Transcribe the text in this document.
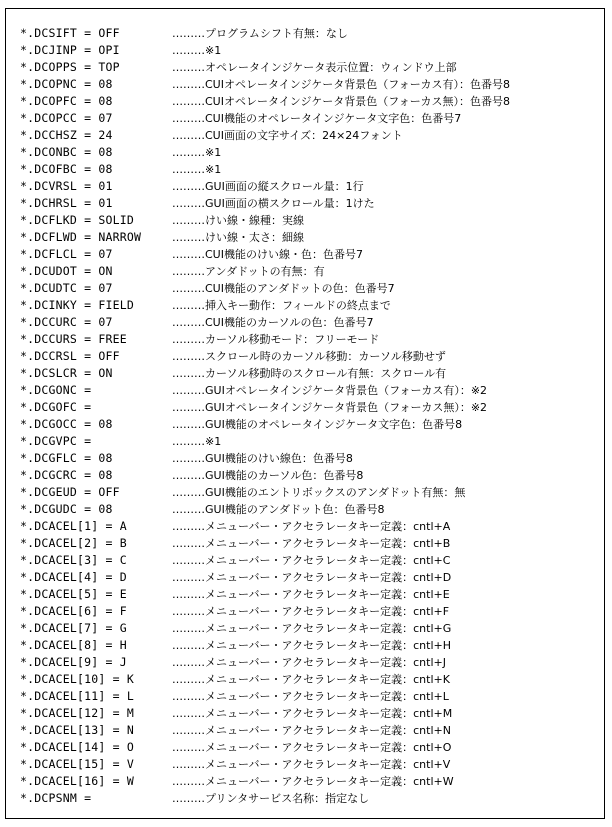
*.DCSIFT = OFF	………プログラムシフト有無：なし
*.DCJINP = OPI	………※1
*.DCOPPS = TOP	………オペレータインジケータ表示位置：ウィンドウ上部
*.DCOPNC = 08	………CUIオペレータインジケータ背景色（フォーカス有）：色番号8
*.DCOPFC = 08	………CUIオペレータインジケータ背景色（フォーカス無）：色番号8
*.DCOPCC = 07	………CUI機能のオペレータインジケータ文字色：色番号7
*.DCCHSZ = 24	………CUI画面の文字サイズ：24×24フォント
*.DCONBC = 08	………※1
*.DCOFBC = 08	………※1
*.DCVRSL = 01	………GUI画面の縦スクロール量：1行
*.DCHRSL = 01	………GUI画面の横スクロール量：1けた
*.DCFLKD = SOLID	………けい線・線種：実線
*.DCFLWD = NARROW	………けい線・太さ：細線
*.DCFLCL = 07	………CUI機能のけい線・色：色番号7
*.DCUDOT = ON	………アンダドットの有無：有
*.DCUDTC = 07	………CUI機能のアンダドットの色：色番号7
*.DCINKY = FIELD	………挿入キー動作：フィールドの終点まで
*.DCCURC = 07	………CUI機能のカーソルの色：色番号7
*.DCCURS = FREE	………カーソル移動モード：フリーモード
*.DCCRSL = OFF	………スクロール時のカーソル移動：カーソル移動せず
*.DCSLCR = ON	………カーソル移動時のスクロール有無：スクロール有
*.DCGONC =	………GUIオペレータインジケータ背景色（フォーカス有）：※2
*.DCGOFC =	………GUIオペレータインジケータ背景色（フォーカス無）：※2
*.DCGOCC = 08	………GUI機能のオペレータインジケータ文字色：色番号8
*.DCGVPC =	………※1
*.DCGFLC = 08	………GUI機能のけい線色：色番号8
*.DCGCRC = 08	………GUI機能のカーソル色：色番号8
*.DCGEUD = OFF	………GUI機能のエントリボックスのアンダドット有無：無
*.DCGUDC = 08	………GUI機能のアンダドット色：色番号8
*.DCACEL[1] = A	………メニューバー・アクセラレータキー定義：cntl+A
*.DCACEL[2] = B	………メニューバー・アクセラレータキー定義：cntl+B
*.DCACEL[3] = C	………メニューバー・アクセラレータキー定義：cntl+C
*.DCACEL[4] = D	………メニューバー・アクセラレータキー定義：cntl+D
*.DCACEL[5] = E	………メニューバー・アクセラレータキー定義：cntl+E
*.DCACEL[6] = F	………メニューバー・アクセラレータキー定義：cntl+F
*.DCACEL[7] = G	………メニューバー・アクセラレータキー定義：cntl+G
*.DCACEL[8] = H	………メニューバー・アクセラレータキー定義：cntl+H
*.DCACEL[9] = J	………メニューバー・アクセラレータキー定義：cntl+J
*.DCACEL[10] = K	………メニューバー・アクセラレータキー定義：cntl+K
*.DCACEL[11] = L	………メニューバー・アクセラレータキー定義：cntl+L
*.DCACEL[12] = M	………メニューバー・アクセラレータキー定義：cntl+M
*.DCACEL[13] = N	………メニューバー・アクセラレータキー定義：cntl+N
*.DCACEL[14] = O	………メニューバー・アクセラレータキー定義：cntl+O
*.DCACEL[15] = V	………メニューバー・アクセラレータキー定義：cntl+V
*.DCACEL[16] = W	………メニューバー・アクセラレータキー定義：cntl+W
*.DCPSNM =	………プリンタサービス名称：指定なし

*Your task*: Your answer should be a single number: the count of lines in the material above that contain "CUIオペレータインジケータ背景色".

*The response*: 2